Work to complete
Tally the lines that hold the string "object", and reply with the count alone.

Records from a collection
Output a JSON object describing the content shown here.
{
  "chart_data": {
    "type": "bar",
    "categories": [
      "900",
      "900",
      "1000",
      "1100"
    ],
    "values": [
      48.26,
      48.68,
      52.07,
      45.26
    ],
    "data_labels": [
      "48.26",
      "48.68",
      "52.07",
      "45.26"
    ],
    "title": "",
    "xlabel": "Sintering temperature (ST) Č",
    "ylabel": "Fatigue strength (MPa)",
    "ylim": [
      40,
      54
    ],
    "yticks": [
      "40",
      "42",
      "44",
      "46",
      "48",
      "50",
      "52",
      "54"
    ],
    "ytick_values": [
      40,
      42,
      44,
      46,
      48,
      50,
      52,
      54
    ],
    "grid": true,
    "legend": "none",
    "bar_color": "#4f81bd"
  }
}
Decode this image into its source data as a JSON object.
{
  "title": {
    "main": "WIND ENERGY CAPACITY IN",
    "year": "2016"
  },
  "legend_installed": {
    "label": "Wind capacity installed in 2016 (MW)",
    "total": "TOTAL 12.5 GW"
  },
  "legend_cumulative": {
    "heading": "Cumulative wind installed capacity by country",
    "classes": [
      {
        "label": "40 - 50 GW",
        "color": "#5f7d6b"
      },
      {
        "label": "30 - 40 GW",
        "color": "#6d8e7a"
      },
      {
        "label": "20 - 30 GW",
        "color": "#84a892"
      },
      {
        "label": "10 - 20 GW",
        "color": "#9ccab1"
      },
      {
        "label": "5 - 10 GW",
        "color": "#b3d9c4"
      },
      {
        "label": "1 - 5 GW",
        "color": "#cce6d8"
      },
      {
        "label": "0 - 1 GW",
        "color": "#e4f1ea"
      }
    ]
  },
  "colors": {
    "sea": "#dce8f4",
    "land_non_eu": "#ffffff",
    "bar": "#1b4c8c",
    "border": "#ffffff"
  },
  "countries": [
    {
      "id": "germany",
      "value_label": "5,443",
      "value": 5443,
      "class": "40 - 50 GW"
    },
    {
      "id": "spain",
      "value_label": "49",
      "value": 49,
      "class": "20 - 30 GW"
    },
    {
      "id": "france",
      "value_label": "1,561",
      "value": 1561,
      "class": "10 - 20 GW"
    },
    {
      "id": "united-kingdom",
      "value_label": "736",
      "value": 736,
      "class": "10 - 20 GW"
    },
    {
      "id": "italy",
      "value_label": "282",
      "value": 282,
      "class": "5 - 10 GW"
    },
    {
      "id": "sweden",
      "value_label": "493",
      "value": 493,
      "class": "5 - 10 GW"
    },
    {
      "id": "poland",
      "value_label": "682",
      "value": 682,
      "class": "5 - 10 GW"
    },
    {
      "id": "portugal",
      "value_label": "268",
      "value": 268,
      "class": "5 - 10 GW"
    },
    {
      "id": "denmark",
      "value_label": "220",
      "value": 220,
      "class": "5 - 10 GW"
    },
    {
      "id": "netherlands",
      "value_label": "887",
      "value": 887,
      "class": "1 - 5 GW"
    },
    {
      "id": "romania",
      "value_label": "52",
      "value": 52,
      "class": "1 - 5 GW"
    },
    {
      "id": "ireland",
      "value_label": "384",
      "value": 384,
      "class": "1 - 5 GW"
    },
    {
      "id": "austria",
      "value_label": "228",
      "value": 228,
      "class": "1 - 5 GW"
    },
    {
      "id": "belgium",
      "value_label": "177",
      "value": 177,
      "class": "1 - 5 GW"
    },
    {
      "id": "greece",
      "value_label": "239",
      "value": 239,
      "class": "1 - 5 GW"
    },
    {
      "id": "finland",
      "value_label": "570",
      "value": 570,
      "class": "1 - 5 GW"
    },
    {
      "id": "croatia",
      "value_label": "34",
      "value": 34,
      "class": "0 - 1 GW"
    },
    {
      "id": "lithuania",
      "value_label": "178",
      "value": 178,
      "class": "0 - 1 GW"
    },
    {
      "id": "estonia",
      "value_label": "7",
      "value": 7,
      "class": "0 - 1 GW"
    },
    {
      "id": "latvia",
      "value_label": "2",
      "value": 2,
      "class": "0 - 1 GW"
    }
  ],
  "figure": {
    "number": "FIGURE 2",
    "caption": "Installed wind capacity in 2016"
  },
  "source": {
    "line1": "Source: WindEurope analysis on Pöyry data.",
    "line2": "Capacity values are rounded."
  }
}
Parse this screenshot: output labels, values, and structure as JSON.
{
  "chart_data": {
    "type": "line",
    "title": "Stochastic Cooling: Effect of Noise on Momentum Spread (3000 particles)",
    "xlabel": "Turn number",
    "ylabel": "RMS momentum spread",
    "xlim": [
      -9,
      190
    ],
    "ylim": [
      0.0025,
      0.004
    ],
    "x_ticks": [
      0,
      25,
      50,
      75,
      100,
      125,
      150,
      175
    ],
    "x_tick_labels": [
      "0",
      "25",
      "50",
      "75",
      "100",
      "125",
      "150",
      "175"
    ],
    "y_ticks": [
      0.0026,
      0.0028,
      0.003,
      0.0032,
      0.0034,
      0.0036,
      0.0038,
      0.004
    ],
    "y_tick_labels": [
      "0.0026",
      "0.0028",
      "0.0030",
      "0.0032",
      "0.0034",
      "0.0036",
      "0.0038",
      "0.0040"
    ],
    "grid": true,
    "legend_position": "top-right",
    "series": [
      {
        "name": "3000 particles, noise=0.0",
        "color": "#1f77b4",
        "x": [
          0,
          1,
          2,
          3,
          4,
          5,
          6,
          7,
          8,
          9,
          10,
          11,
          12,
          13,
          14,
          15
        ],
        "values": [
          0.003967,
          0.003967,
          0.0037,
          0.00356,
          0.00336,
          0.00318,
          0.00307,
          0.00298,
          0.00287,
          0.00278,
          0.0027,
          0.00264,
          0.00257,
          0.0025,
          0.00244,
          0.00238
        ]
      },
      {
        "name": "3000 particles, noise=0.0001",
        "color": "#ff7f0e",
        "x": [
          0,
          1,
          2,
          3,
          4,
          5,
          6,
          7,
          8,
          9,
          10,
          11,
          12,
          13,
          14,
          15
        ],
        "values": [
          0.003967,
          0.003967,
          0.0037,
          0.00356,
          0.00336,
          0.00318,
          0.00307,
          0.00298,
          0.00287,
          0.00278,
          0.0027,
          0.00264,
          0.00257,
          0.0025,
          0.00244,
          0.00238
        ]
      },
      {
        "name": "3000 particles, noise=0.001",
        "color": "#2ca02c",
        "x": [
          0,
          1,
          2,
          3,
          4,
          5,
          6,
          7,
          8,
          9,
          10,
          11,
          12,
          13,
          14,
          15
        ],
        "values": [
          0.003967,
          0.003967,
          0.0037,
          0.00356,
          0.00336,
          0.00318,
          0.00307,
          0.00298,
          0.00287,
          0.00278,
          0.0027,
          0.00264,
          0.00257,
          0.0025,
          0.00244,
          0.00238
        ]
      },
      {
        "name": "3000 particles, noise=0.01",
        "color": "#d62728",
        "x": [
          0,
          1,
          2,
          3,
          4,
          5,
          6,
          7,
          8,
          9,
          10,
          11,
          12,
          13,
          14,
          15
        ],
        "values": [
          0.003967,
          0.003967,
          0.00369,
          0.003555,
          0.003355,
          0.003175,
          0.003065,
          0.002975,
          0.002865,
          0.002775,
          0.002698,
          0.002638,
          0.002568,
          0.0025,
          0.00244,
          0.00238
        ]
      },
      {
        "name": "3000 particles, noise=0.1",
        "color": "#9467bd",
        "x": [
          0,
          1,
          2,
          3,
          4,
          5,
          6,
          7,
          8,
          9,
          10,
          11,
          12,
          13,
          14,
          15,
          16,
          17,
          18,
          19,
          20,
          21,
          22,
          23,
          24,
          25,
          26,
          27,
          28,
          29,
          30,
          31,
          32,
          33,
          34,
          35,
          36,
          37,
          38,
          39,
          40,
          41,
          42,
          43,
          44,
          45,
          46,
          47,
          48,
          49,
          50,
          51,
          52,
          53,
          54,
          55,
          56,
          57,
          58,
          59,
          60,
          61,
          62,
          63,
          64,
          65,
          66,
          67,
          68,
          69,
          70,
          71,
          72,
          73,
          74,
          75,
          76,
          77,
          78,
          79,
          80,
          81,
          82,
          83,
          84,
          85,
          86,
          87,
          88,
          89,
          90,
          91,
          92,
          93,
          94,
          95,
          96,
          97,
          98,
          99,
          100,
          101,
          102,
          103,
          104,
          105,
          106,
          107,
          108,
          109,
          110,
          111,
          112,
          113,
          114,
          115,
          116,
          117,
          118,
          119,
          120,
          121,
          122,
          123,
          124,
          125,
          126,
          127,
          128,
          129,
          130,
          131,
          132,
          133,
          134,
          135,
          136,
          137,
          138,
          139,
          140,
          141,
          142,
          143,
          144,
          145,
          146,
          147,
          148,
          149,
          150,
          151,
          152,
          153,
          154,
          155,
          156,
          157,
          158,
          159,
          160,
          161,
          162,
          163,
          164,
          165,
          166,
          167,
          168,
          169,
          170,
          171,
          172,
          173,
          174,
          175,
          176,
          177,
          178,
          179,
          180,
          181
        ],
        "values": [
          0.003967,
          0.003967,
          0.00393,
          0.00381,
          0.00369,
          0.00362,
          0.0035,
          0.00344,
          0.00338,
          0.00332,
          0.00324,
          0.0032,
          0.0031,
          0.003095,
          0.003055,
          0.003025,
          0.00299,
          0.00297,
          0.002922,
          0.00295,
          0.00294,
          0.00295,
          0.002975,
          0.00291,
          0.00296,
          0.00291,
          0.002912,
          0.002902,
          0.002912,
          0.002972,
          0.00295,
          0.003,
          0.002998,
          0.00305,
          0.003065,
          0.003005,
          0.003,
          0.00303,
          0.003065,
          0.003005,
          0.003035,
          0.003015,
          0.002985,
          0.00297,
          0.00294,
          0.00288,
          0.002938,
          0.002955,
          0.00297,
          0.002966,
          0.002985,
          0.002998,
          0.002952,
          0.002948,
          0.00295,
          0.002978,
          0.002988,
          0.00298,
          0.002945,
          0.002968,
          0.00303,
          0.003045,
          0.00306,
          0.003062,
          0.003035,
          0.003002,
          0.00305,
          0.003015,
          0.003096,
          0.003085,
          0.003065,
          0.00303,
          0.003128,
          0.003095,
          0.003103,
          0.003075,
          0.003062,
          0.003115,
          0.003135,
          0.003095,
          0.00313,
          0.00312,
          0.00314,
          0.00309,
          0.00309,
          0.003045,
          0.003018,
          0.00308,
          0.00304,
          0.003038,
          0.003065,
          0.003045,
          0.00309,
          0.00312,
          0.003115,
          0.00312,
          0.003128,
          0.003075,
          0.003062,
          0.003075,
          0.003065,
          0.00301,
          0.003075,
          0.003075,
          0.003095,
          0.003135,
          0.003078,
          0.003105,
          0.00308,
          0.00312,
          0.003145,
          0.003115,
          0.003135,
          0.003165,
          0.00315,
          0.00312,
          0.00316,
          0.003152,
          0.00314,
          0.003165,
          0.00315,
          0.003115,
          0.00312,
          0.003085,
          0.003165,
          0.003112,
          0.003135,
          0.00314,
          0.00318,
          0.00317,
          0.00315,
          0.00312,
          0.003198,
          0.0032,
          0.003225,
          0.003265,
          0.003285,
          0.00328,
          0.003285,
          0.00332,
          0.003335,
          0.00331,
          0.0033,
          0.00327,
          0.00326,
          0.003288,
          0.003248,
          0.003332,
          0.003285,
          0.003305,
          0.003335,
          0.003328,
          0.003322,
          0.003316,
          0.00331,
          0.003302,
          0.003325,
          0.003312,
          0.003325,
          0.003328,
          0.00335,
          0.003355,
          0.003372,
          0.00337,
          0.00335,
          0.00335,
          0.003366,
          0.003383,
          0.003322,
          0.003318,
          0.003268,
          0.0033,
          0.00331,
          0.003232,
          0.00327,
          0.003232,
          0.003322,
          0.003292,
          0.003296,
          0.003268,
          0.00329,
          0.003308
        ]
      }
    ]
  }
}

Answer to this problem
2